Written exercise: Every record below is to be retyped exactly.

— START OF Source material —

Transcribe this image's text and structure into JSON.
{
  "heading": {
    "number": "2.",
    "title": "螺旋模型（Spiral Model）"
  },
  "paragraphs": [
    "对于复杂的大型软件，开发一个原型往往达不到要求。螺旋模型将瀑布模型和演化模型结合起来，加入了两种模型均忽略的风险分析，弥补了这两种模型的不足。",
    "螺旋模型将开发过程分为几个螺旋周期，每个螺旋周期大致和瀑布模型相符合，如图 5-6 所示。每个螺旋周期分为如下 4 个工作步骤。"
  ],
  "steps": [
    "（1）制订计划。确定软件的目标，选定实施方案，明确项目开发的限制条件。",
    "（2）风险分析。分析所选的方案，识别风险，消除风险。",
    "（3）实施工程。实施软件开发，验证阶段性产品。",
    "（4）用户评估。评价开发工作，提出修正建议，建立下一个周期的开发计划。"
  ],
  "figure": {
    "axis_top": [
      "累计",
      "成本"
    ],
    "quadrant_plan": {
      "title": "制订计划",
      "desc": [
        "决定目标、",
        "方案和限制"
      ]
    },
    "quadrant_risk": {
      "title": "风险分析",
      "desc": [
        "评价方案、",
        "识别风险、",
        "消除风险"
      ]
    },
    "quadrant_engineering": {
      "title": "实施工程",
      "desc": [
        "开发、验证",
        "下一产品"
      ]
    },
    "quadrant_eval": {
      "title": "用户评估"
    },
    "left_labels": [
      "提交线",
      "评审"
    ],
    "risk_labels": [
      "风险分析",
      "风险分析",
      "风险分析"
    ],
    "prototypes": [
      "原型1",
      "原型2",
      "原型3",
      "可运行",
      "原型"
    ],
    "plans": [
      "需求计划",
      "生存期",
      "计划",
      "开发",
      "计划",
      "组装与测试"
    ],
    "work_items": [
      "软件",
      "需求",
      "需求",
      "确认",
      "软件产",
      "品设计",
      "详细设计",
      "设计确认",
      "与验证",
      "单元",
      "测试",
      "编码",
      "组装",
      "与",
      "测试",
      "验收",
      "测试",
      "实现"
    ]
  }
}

— END OF Source material —

Written answer:
Transcribe this image's text and structure into JSON.
{
  "heading": {
    "number": "2.",
    "title": "螺旋模型（Spiral Model）"
  },
  "paragraphs": [
    "对于复杂的大型软件，开发一个原型往往达不到要求。螺旋模型将瀑布模型和演化模型结合起来，加入了两种模型均忽略的风险分析，弥补了这两种模型的不足。",
    "螺旋模型将开发过程分为几个螺旋周期，每个螺旋周期大致和瀑布模型相符合，如图 5-6 所示。每个螺旋周期分为如下 4 个工作步骤。"
  ],
  "steps": [
    "（1）制订计划。确定软件的目标，选定实施方案，明确项目开发的限制条件。",
    "（2）风险分析。分析所选的方案，识别风险，消除风险。",
    "（3）实施工程。实施软件开发，验证阶段性产品。",
    "（4）用户评估。评价开发工作，提出修正建议，建立下一个周期的开发计划。"
  ],
  "figure": {
    "axis_top": [
      "累计",
      "成本"
    ],
    "quadrant_plan": {
      "title": "制订计划",
      "desc": [
        "决定目标、",
        "方案和限制"
      ]
    },
    "quadrant_risk": {
      "title": "风险分析",
      "desc": [
        "评价方案、",
        "识别风险、",
        "消除风险"
      ]
    },
    "quadrant_engineering": {
      "title": "实施工程",
      "desc": [
        "开发、验证",
        "下一产品"
      ]
    },
    "quadrant_eval": {
      "title": "用户评估"
    },
    "left_labels": [
      "提交线",
      "评审"
    ],
    "risk_labels": [
      "风险分析",
      "风险分析",
      "风险分析"
    ],
    "prototypes": [
      "原型1",
      "原型2",
      "原型3",
      "可运行",
      "原型"
    ],
    "plans": [
      "需求计划",
      "生存期",
      "计划",
      "开发",
      "计划",
      "组装与测试"
    ],
    "work_items": [
      "软件",
      "需求",
      "需求",
      "确认",
      "软件产",
      "品设计",
      "详细设计",
      "设计确认",
      "与验证",
      "单元",
      "测试",
      "编码",
      "组装",
      "与",
      "测试",
      "验收",
      "测试",
      "实现"
    ]
  }
}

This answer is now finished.